(WRITTEN PROBLEM): Take from the listing each line that has the string "bruit".

-- RECORDED INFORMATION start --

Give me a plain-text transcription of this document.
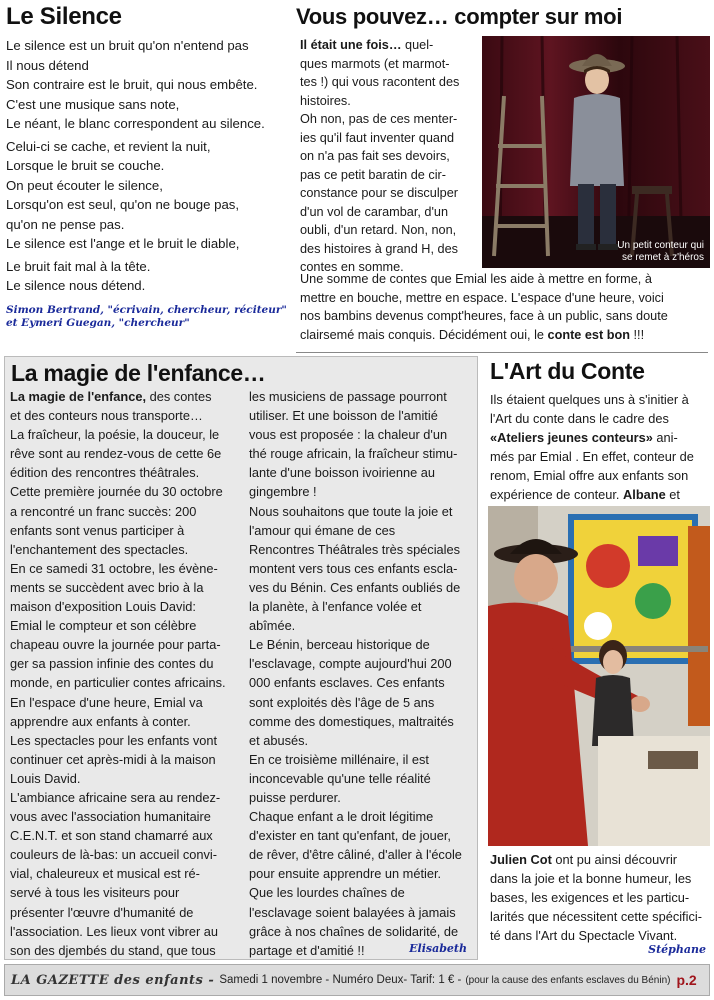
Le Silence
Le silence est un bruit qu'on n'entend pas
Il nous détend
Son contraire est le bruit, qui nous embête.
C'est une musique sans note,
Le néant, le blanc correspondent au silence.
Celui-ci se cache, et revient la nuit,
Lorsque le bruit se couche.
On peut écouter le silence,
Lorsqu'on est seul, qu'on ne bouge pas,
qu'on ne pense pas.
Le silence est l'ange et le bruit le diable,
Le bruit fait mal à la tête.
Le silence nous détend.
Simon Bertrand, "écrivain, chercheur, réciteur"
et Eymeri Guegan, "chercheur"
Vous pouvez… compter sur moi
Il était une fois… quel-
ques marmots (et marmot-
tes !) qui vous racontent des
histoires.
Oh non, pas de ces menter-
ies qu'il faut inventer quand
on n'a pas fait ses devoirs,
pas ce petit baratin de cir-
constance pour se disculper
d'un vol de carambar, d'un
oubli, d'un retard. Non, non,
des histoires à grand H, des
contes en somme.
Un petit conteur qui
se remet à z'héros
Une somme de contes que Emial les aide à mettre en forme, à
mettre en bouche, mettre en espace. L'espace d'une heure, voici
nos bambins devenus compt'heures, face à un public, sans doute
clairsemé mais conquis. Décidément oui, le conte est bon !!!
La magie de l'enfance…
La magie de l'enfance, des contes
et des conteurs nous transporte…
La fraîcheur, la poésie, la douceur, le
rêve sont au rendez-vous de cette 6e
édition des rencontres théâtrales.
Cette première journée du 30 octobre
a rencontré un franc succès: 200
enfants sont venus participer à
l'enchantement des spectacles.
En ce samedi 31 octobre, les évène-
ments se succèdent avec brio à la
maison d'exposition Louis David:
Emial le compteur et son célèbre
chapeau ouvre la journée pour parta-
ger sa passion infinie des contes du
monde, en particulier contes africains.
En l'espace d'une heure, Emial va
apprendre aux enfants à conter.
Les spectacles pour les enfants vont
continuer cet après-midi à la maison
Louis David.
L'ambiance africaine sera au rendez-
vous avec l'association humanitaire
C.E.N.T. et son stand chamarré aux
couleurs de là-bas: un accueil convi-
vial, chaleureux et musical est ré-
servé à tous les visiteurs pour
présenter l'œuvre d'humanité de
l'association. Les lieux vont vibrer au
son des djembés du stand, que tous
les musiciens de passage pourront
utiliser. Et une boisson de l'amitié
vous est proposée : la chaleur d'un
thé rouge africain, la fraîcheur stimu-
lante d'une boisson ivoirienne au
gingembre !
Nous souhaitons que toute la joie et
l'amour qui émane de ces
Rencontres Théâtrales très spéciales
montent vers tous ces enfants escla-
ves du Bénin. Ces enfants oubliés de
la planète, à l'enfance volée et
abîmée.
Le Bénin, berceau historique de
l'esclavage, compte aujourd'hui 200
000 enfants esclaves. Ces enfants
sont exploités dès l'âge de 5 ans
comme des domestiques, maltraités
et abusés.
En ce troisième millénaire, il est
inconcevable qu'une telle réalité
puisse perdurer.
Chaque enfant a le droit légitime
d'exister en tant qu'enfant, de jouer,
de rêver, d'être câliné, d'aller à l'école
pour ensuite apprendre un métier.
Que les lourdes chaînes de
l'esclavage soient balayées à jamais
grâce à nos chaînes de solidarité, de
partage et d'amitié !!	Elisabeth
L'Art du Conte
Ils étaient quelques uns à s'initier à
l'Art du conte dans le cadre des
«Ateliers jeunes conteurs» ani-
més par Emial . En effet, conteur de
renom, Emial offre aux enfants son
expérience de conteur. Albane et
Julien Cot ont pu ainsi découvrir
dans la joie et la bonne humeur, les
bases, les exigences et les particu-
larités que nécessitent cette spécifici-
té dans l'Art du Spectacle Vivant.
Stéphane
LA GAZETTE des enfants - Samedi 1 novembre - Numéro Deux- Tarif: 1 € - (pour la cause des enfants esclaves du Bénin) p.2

-- RECORDED INFORMATION end --

(FULL RESPONSE):
Le silence est un bruit qu'on n'entend pas
Son contraire est le bruit, qui nous embête.
Lorsque le bruit se couche.
Le silence est l'ange et le bruit le diable,
Le bruit fait mal à la tête.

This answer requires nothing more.